## AIM:
Reproduce the data exactly and drop any pictures it holds.

--- START ---

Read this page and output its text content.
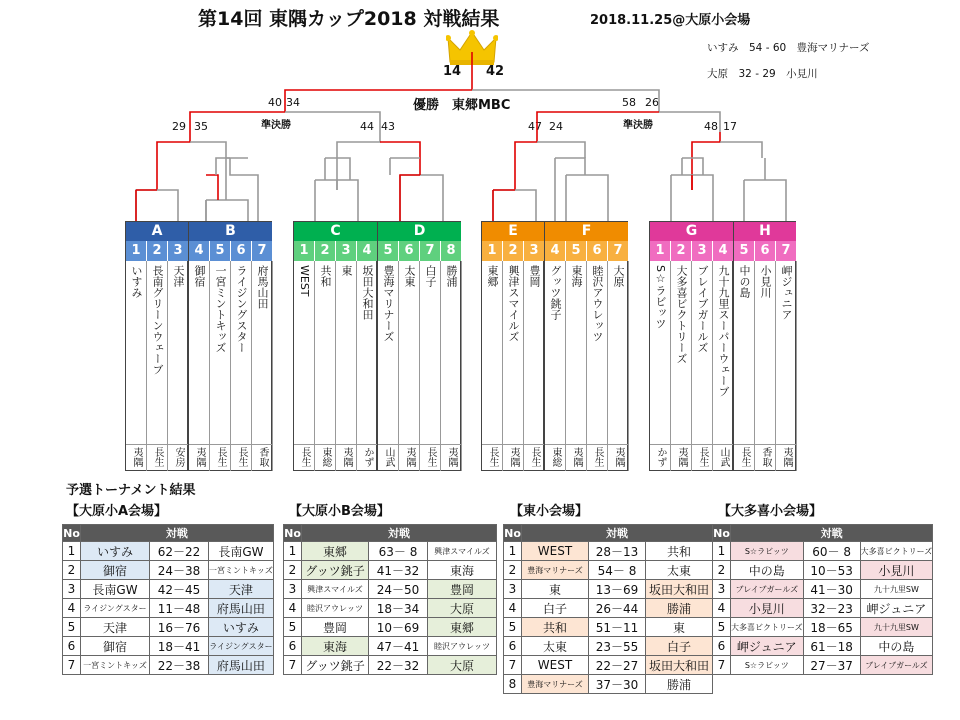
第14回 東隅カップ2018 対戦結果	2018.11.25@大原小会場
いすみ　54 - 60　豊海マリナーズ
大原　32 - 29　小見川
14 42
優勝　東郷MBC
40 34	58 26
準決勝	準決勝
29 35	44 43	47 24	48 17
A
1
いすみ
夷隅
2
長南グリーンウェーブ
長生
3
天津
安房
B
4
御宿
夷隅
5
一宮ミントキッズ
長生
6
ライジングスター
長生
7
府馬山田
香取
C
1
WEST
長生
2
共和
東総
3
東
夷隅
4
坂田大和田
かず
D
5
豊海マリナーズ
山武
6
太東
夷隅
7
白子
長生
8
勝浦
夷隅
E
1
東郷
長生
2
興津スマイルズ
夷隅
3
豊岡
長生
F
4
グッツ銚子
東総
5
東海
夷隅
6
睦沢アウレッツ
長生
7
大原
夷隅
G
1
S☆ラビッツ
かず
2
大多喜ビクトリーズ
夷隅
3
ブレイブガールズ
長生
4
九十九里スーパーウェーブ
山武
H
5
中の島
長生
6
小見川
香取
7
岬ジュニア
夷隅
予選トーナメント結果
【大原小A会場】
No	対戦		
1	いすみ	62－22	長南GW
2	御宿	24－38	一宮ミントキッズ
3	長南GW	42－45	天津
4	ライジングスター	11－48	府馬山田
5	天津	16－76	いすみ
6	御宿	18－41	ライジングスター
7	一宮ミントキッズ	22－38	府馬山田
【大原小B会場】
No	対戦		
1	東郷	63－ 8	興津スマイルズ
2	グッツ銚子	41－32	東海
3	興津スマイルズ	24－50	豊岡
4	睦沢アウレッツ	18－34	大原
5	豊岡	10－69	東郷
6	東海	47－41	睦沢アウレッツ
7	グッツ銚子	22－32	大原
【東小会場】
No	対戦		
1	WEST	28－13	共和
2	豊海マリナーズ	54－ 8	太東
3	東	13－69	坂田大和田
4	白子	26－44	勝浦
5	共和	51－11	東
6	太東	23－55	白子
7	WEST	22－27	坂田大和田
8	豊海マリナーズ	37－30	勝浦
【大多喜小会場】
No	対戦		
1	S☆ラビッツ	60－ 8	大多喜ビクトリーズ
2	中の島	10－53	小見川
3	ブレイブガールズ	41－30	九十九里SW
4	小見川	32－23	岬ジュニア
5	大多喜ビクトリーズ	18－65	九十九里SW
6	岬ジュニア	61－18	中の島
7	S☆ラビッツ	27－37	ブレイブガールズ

--- END ---

## RESPONSE BELOW:
Read this page and output its text content.
第14回 東隅カップ2018 対戦結果	2018.11.25@大原小会場
いすみ　54 - 60　豊海マリナーズ
大原　32 - 29　小見川
14 42
優勝　東郷MBC
40 34	58 26
準決勝	準決勝
29 35	44 43	47 24	48 17
A
1
いすみ
夷隅
2
長南グリーンウェーブ
長生
3
天津
安房
B
4
御宿
夷隅
5
一宮ミントキッズ
長生
6
ライジングスター
長生
7
府馬山田
香取
C
1
WEST
長生
2
共和
東総
3
東
夷隅
4
坂田大和田
かず
D
5
豊海マリナーズ
山武
6
太東
夷隅
7
白子
長生
8
勝浦
夷隅
E
1
東郷
長生
2
興津スマイルズ
夷隅
3
豊岡
長生
F
4
グッツ銚子
東総
5
東海
夷隅
6
睦沢アウレッツ
長生
7
大原
夷隅
G
1
S☆ラビッツ
かず
2
大多喜ビクトリーズ
夷隅
3
ブレイブガールズ
長生
4
九十九里スーパーウェーブ
山武
H
5
中の島
長生
6
小見川
香取
7
岬ジュニア
夷隅
予選トーナメント結果
【大原小A会場】
No	対戦		
1	いすみ	62－22	長南GW
2	御宿	24－38	一宮ミントキッズ
3	長南GW	42－45	天津
4	ライジングスター	11－48	府馬山田
5	天津	16－76	いすみ
6	御宿	18－41	ライジングスター
7	一宮ミントキッズ	22－38	府馬山田
【大原小B会場】
No	対戦		
1	東郷	63－ 8	興津スマイルズ
2	グッツ銚子	41－32	東海
3	興津スマイルズ	24－50	豊岡
4	睦沢アウレッツ	18－34	大原
5	豊岡	10－69	東郷
6	東海	47－41	睦沢アウレッツ
7	グッツ銚子	22－32	大原
【東小会場】
No	対戦		
1	WEST	28－13	共和
2	豊海マリナーズ	54－ 8	太東
3	東	13－69	坂田大和田
4	白子	26－44	勝浦
5	共和	51－11	東
6	太東	23－55	白子
7	WEST	22－27	坂田大和田
8	豊海マリナーズ	37－30	勝浦
【大多喜小会場】
No	対戦		
1	S☆ラビッツ	60－ 8	大多喜ビクトリーズ
2	中の島	10－53	小見川
3	ブレイブガールズ	41－30	九十九里SW
4	小見川	32－23	岬ジュニア
5	大多喜ビクトリーズ	18－65	九十九里SW
6	岬ジュニア	61－18	中の島
7	S☆ラビッツ	27－37	ブレイブガールズ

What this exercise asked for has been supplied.